*Given request*. Reproduce all the material exactly, minus any pictures it holds.

***** Record set

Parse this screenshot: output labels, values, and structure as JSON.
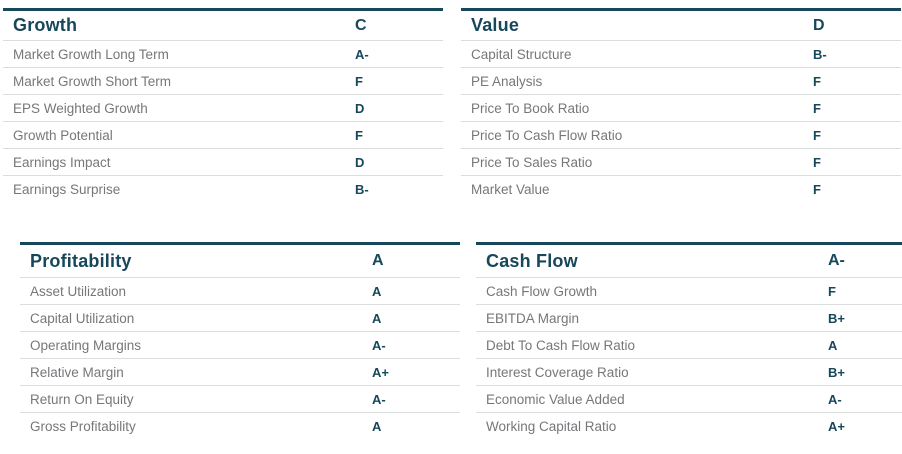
{
  "theme": {
    "accent_color": "#17475a",
    "label_color": "#76777a",
    "divider_color": "#dcdddd",
    "background_color": "#ffffff"
  },
  "panels": [
    {
      "title": "Growth",
      "grade": "C",
      "rows": [
        {
          "label": "Market Growth Long Term",
          "grade": "A-"
        },
        {
          "label": "Market Growth Short Term",
          "grade": "F"
        },
        {
          "label": "EPS Weighted Growth",
          "grade": "D"
        },
        {
          "label": "Growth Potential",
          "grade": "F"
        },
        {
          "label": "Earnings Impact",
          "grade": "D"
        },
        {
          "label": "Earnings Surprise",
          "grade": "B-"
        }
      ]
    },
    {
      "title": "Value",
      "grade": "D",
      "rows": [
        {
          "label": "Capital Structure",
          "grade": "B-"
        },
        {
          "label": "PE Analysis",
          "grade": "F"
        },
        {
          "label": "Price To Book Ratio",
          "grade": "F"
        },
        {
          "label": "Price To Cash Flow Ratio",
          "grade": "F"
        },
        {
          "label": "Price To Sales Ratio",
          "grade": "F"
        },
        {
          "label": "Market Value",
          "grade": "F"
        }
      ]
    },
    {
      "title": "Profitability",
      "grade": "A",
      "rows": [
        {
          "label": "Asset Utilization",
          "grade": "A"
        },
        {
          "label": "Capital Utilization",
          "grade": "A"
        },
        {
          "label": "Operating Margins",
          "grade": "A-"
        },
        {
          "label": "Relative Margin",
          "grade": "A+"
        },
        {
          "label": "Return On Equity",
          "grade": "A-"
        },
        {
          "label": "Gross Profitability",
          "grade": "A"
        }
      ]
    },
    {
      "title": "Cash Flow",
      "grade": "A-",
      "rows": [
        {
          "label": "Cash Flow Growth",
          "grade": "F"
        },
        {
          "label": "EBITDA Margin",
          "grade": "B+"
        },
        {
          "label": "Debt To Cash Flow Ratio",
          "grade": "A"
        },
        {
          "label": "Interest Coverage Ratio",
          "grade": "B+"
        },
        {
          "label": "Economic Value Added",
          "grade": "A-"
        },
        {
          "label": "Working Capital Ratio",
          "grade": "A+"
        }
      ]
    }
  ]
}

**********

*Task response*.
Parse this screenshot: output labels, values, and structure as JSON.
{
  "theme": {
    "accent_color": "#17475a",
    "label_color": "#76777a",
    "divider_color": "#dcdddd",
    "background_color": "#ffffff"
  },
  "panels": [
    {
      "title": "Growth",
      "grade": "C",
      "rows": [
        {
          "label": "Market Growth Long Term",
          "grade": "A-"
        },
        {
          "label": "Market Growth Short Term",
          "grade": "F"
        },
        {
          "label": "EPS Weighted Growth",
          "grade": "D"
        },
        {
          "label": "Growth Potential",
          "grade": "F"
        },
        {
          "label": "Earnings Impact",
          "grade": "D"
        },
        {
          "label": "Earnings Surprise",
          "grade": "B-"
        }
      ]
    },
    {
      "title": "Value",
      "grade": "D",
      "rows": [
        {
          "label": "Capital Structure",
          "grade": "B-"
        },
        {
          "label": "PE Analysis",
          "grade": "F"
        },
        {
          "label": "Price To Book Ratio",
          "grade": "F"
        },
        {
          "label": "Price To Cash Flow Ratio",
          "grade": "F"
        },
        {
          "label": "Price To Sales Ratio",
          "grade": "F"
        },
        {
          "label": "Market Value",
          "grade": "F"
        }
      ]
    },
    {
      "title": "Profitability",
      "grade": "A",
      "rows": [
        {
          "label": "Asset Utilization",
          "grade": "A"
        },
        {
          "label": "Capital Utilization",
          "grade": "A"
        },
        {
          "label": "Operating Margins",
          "grade": "A-"
        },
        {
          "label": "Relative Margin",
          "grade": "A+"
        },
        {
          "label": "Return On Equity",
          "grade": "A-"
        },
        {
          "label": "Gross Profitability",
          "grade": "A"
        }
      ]
    },
    {
      "title": "Cash Flow",
      "grade": "A-",
      "rows": [
        {
          "label": "Cash Flow Growth",
          "grade": "F"
        },
        {
          "label": "EBITDA Margin",
          "grade": "B+"
        },
        {
          "label": "Debt To Cash Flow Ratio",
          "grade": "A"
        },
        {
          "label": "Interest Coverage Ratio",
          "grade": "B+"
        },
        {
          "label": "Economic Value Added",
          "grade": "A-"
        },
        {
          "label": "Working Capital Ratio",
          "grade": "A+"
        }
      ]
    }
  ]
}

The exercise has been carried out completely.